* _WHAT THE TASK ASKS_:
Go through the records and extract every line with the word "Google".

* _EXTRACTED DATA_:

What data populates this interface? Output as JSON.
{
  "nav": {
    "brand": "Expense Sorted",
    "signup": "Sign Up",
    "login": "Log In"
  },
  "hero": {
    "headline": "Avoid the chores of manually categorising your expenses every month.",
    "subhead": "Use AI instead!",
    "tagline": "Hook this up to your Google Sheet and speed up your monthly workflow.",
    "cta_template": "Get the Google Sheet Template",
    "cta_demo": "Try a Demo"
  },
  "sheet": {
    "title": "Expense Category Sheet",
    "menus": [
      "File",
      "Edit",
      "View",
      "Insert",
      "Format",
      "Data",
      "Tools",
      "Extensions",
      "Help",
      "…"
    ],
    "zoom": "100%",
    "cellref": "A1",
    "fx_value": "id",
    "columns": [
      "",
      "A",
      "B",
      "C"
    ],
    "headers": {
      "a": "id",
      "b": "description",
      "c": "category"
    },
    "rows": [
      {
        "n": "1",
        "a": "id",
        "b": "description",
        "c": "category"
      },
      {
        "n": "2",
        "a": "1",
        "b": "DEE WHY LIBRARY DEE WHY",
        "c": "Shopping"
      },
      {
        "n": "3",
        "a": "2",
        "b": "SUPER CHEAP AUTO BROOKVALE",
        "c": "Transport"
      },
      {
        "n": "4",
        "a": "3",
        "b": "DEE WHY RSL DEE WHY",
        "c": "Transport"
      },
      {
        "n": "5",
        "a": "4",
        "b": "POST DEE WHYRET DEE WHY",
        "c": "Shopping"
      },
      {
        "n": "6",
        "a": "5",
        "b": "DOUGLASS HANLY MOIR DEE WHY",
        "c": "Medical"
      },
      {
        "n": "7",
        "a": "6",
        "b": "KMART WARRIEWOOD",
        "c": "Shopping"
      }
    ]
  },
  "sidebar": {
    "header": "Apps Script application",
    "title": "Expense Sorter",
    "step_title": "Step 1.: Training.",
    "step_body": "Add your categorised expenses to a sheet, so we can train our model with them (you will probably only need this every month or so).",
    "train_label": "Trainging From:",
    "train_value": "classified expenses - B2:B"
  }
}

* _WRITTEN SOLUTION_:
    "tagline": "Hook this up to your Google Sheet and speed up your monthly workflow.",
    "cta_template": "Get the Google Sheet Template",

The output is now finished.